(Entries from a dataset)
§

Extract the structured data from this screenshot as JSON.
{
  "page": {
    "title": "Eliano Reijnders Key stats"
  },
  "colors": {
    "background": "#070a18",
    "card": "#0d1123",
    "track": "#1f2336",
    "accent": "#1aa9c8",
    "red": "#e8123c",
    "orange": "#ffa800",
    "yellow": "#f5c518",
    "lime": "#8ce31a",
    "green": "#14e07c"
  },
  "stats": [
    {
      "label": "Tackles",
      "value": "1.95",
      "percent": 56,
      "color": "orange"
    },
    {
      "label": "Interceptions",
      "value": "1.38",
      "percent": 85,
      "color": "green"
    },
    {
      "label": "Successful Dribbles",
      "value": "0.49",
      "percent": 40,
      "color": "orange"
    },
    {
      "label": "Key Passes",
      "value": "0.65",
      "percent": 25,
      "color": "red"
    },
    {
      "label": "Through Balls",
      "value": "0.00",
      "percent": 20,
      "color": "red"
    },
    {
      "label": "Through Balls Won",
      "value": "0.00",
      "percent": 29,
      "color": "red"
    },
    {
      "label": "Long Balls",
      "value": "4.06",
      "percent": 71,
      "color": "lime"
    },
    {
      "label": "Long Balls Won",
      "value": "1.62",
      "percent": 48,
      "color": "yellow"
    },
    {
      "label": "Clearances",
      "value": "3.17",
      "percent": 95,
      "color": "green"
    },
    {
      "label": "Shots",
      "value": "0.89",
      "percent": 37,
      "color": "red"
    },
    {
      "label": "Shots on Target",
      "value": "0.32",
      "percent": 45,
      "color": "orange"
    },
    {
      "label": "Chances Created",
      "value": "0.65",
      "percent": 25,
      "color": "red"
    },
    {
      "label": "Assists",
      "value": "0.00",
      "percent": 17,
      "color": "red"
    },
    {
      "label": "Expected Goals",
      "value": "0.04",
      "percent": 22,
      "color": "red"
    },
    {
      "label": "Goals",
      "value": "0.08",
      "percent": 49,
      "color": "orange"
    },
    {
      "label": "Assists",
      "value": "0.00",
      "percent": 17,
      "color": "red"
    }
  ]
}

§

** EXERCISE GOAL **
Extract all of the data above without altering anything.

** SOLUTION TO THIS TASK **
Extract the structured data from this screenshot as JSON.
{
  "page": {
    "title": "Eliano Reijnders Key stats"
  },
  "colors": {
    "background": "#070a18",
    "card": "#0d1123",
    "track": "#1f2336",
    "accent": "#1aa9c8",
    "red": "#e8123c",
    "orange": "#ffa800",
    "yellow": "#f5c518",
    "lime": "#8ce31a",
    "green": "#14e07c"
  },
  "stats": [
    {
      "label": "Tackles",
      "value": "1.95",
      "percent": 56,
      "color": "orange"
    },
    {
      "label": "Interceptions",
      "value": "1.38",
      "percent": 85,
      "color": "green"
    },
    {
      "label": "Successful Dribbles",
      "value": "0.49",
      "percent": 40,
      "color": "orange"
    },
    {
      "label": "Key Passes",
      "value": "0.65",
      "percent": 25,
      "color": "red"
    },
    {
      "label": "Through Balls",
      "value": "0.00",
      "percent": 20,
      "color": "red"
    },
    {
      "label": "Through Balls Won",
      "value": "0.00",
      "percent": 29,
      "color": "red"
    },
    {
      "label": "Long Balls",
      "value": "4.06",
      "percent": 71,
      "color": "lime"
    },
    {
      "label": "Long Balls Won",
      "value": "1.62",
      "percent": 48,
      "color": "yellow"
    },
    {
      "label": "Clearances",
      "value": "3.17",
      "percent": 95,
      "color": "green"
    },
    {
      "label": "Shots",
      "value": "0.89",
      "percent": 37,
      "color": "red"
    },
    {
      "label": "Shots on Target",
      "value": "0.32",
      "percent": 45,
      "color": "orange"
    },
    {
      "label": "Chances Created",
      "value": "0.65",
      "percent": 25,
      "color": "red"
    },
    {
      "label": "Assists",
      "value": "0.00",
      "percent": 17,
      "color": "red"
    },
    {
      "label": "Expected Goals",
      "value": "0.04",
      "percent": 22,
      "color": "red"
    },
    {
      "label": "Goals",
      "value": "0.08",
      "percent": 49,
      "color": "orange"
    },
    {
      "label": "Assists",
      "value": "0.00",
      "percent": 17,
      "color": "red"
    }
  ]
}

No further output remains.